** start RAW DATA **
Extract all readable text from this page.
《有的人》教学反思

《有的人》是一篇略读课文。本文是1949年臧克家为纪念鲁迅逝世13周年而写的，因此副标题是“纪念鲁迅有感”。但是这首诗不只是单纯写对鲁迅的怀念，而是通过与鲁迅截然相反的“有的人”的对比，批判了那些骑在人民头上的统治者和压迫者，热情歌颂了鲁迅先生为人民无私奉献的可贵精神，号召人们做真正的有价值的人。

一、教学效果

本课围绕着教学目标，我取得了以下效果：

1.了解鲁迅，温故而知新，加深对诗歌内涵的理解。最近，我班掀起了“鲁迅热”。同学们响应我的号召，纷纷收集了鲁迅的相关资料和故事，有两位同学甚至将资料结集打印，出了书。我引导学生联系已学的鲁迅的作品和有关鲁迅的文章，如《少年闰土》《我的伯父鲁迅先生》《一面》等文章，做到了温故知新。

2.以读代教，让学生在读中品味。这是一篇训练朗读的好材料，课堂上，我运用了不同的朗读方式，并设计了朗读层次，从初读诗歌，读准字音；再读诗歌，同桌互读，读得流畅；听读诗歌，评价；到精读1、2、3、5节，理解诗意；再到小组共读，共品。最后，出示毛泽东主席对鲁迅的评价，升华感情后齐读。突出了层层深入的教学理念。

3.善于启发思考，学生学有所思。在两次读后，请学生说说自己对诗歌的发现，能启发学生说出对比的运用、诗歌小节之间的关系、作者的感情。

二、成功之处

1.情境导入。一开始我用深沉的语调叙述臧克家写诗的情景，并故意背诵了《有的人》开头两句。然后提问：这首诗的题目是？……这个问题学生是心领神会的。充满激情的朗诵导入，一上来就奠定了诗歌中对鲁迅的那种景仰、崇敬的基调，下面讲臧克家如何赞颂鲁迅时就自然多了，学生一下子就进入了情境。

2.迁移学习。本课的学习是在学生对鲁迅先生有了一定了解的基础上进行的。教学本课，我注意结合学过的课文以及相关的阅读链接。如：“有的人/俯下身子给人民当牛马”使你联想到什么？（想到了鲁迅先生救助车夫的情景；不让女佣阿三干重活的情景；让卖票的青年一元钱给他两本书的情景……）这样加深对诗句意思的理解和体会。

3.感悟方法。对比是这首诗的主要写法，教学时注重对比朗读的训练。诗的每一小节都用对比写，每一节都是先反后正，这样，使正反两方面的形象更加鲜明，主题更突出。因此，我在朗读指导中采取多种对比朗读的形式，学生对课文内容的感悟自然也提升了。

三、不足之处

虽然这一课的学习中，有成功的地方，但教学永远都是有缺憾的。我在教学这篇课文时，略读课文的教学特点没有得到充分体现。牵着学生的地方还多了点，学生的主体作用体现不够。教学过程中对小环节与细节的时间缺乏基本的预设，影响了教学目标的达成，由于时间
** end RAW DATA **
** start RAW DATA **
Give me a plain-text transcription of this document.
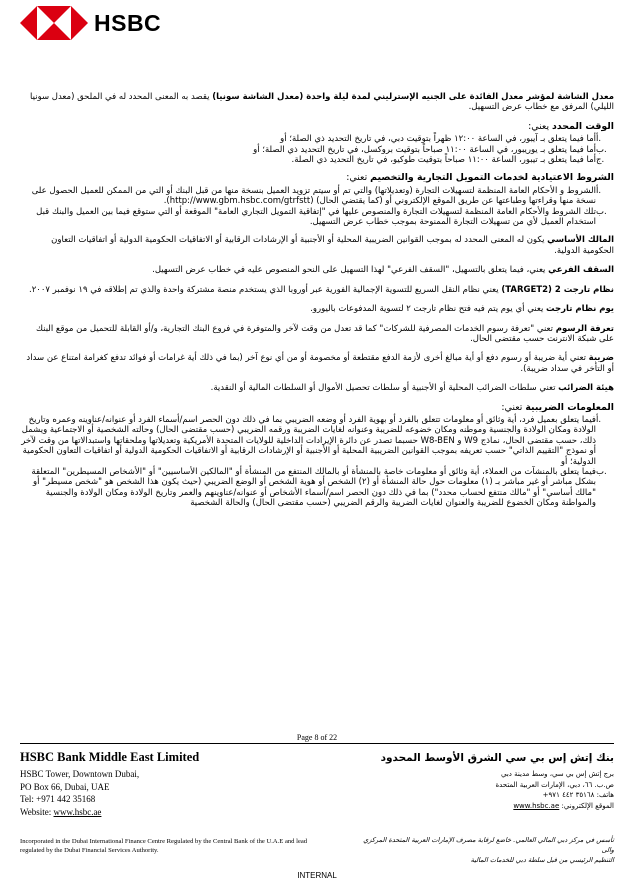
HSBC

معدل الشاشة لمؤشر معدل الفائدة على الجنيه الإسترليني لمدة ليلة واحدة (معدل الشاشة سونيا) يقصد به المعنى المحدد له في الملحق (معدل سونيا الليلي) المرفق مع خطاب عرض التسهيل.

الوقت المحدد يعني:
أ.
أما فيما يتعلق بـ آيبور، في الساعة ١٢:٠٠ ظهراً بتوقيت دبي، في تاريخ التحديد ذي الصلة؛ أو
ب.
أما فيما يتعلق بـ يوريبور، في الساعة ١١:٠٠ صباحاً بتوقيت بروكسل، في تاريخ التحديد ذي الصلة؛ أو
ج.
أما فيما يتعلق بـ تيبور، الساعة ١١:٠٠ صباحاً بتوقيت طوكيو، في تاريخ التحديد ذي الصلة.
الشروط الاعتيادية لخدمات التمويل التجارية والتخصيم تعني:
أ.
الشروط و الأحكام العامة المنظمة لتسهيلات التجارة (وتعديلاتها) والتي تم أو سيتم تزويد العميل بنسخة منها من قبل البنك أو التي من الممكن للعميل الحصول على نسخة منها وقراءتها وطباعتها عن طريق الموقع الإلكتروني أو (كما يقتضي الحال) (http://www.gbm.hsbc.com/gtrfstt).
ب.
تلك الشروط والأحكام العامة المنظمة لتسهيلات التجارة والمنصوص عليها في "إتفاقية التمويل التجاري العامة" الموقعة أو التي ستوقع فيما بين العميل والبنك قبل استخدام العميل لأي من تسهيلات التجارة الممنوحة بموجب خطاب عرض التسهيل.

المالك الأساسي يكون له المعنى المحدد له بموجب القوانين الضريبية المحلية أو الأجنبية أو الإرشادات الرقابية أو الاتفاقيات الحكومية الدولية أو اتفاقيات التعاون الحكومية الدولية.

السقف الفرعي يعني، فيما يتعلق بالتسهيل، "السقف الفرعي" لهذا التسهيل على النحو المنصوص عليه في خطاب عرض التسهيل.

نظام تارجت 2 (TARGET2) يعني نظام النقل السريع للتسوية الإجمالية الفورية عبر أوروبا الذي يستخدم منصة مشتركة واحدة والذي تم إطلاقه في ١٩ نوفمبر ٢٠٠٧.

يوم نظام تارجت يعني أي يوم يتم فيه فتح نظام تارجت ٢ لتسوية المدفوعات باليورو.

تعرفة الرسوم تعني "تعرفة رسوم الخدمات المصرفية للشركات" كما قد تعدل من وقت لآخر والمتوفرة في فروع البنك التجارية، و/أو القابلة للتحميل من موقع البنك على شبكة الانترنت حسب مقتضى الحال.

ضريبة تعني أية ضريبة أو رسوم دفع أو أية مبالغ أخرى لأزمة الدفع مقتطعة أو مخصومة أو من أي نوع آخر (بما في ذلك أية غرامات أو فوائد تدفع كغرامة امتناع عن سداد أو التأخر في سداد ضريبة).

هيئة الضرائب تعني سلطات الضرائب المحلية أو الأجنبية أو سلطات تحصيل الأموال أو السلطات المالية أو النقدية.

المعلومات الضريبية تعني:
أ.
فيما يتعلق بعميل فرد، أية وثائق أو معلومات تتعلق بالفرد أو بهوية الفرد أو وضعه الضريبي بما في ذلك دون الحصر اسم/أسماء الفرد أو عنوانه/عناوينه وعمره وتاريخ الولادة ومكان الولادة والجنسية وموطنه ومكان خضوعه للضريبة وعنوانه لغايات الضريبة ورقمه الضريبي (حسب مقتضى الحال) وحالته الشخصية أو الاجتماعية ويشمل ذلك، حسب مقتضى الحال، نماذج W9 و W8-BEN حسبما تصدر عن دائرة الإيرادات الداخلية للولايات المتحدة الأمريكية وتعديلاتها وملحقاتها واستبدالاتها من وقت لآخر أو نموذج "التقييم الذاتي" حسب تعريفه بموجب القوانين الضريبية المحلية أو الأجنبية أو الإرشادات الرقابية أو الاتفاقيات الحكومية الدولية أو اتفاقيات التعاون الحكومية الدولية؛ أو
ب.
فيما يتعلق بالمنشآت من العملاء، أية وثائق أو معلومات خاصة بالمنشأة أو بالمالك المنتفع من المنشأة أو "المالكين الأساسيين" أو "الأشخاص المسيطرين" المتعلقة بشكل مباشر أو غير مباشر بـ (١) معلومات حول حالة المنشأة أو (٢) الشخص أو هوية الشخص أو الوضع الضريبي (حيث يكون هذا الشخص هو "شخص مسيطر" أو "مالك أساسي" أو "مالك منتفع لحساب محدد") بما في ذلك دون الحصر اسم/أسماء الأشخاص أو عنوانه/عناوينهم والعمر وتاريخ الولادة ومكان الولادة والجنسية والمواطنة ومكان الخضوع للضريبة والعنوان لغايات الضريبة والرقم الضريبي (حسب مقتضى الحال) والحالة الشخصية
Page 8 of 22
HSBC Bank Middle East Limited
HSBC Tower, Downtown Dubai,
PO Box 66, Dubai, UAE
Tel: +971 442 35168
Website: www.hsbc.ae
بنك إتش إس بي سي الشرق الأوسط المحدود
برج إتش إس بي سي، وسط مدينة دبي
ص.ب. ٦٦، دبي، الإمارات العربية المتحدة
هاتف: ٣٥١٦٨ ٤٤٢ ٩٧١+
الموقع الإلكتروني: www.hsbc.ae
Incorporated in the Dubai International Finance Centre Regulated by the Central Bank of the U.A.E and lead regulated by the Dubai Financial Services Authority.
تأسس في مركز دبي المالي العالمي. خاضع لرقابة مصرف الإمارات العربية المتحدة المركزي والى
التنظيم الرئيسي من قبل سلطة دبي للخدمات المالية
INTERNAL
** end RAW DATA **
** start RAW DATA **
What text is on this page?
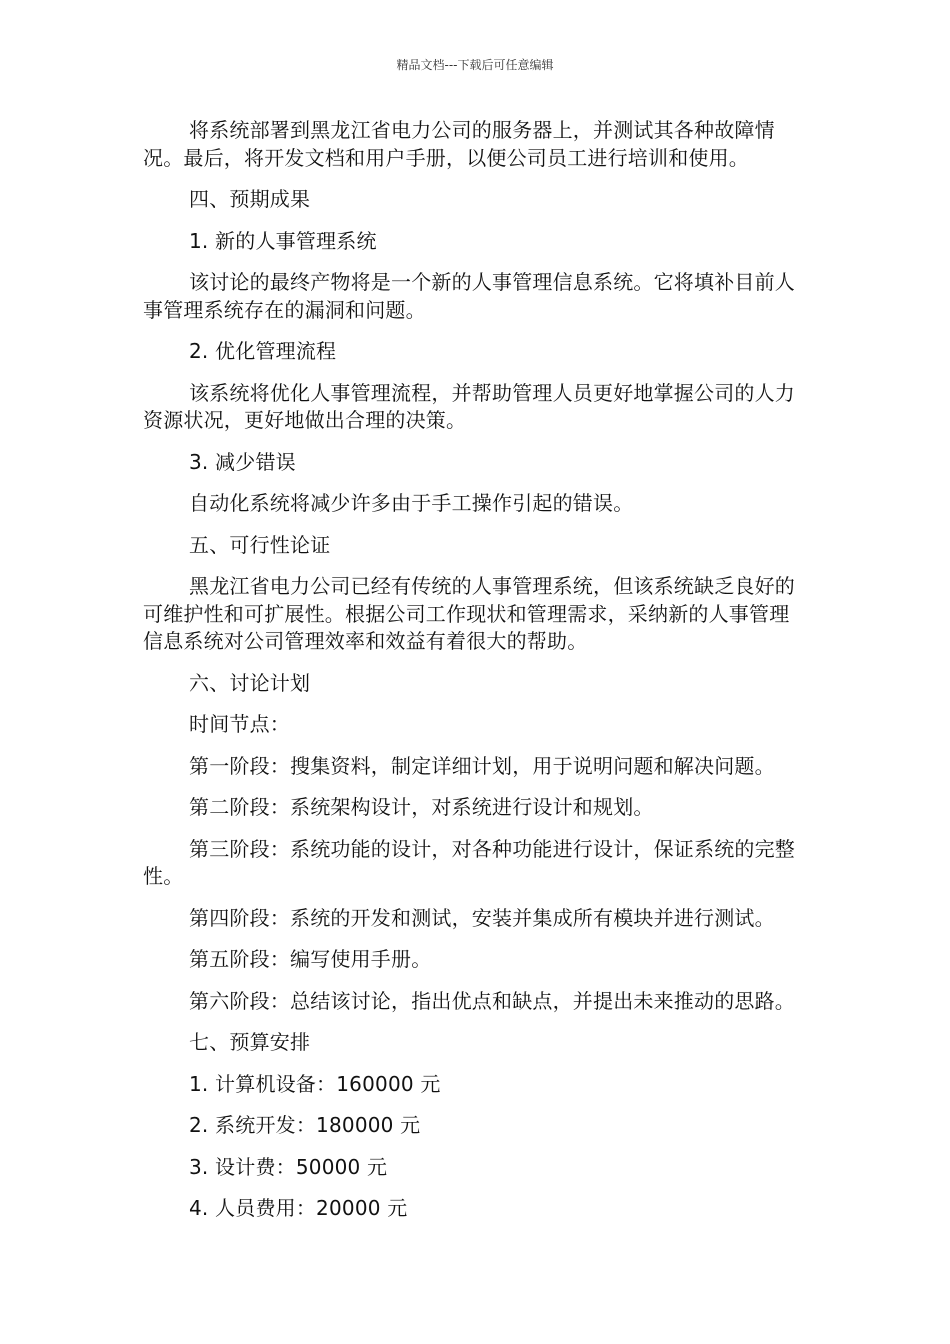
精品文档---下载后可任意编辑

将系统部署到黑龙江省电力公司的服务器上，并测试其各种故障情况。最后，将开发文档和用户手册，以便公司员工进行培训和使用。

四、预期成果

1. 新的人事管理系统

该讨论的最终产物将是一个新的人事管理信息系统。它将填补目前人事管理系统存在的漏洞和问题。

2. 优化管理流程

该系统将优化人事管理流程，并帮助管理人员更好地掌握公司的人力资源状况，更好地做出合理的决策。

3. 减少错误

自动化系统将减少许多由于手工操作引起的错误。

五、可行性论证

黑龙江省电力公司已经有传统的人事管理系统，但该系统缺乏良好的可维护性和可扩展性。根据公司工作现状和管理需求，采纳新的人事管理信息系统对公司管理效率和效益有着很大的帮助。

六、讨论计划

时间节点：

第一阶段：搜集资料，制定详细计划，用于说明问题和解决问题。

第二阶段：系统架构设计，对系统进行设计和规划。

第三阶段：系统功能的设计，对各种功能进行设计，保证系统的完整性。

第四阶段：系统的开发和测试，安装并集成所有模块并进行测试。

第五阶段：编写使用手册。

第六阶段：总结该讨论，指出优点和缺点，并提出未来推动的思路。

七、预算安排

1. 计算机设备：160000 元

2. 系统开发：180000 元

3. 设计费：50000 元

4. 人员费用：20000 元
** end RAW DATA **
▶ _DO THIS_
Pull every line containing "text" from the material above.

▶ _RESPONSE TO THE EXERCISE_
Extract all readable text from this page.
Give me a plain-text transcription of this document.
What text is on this page?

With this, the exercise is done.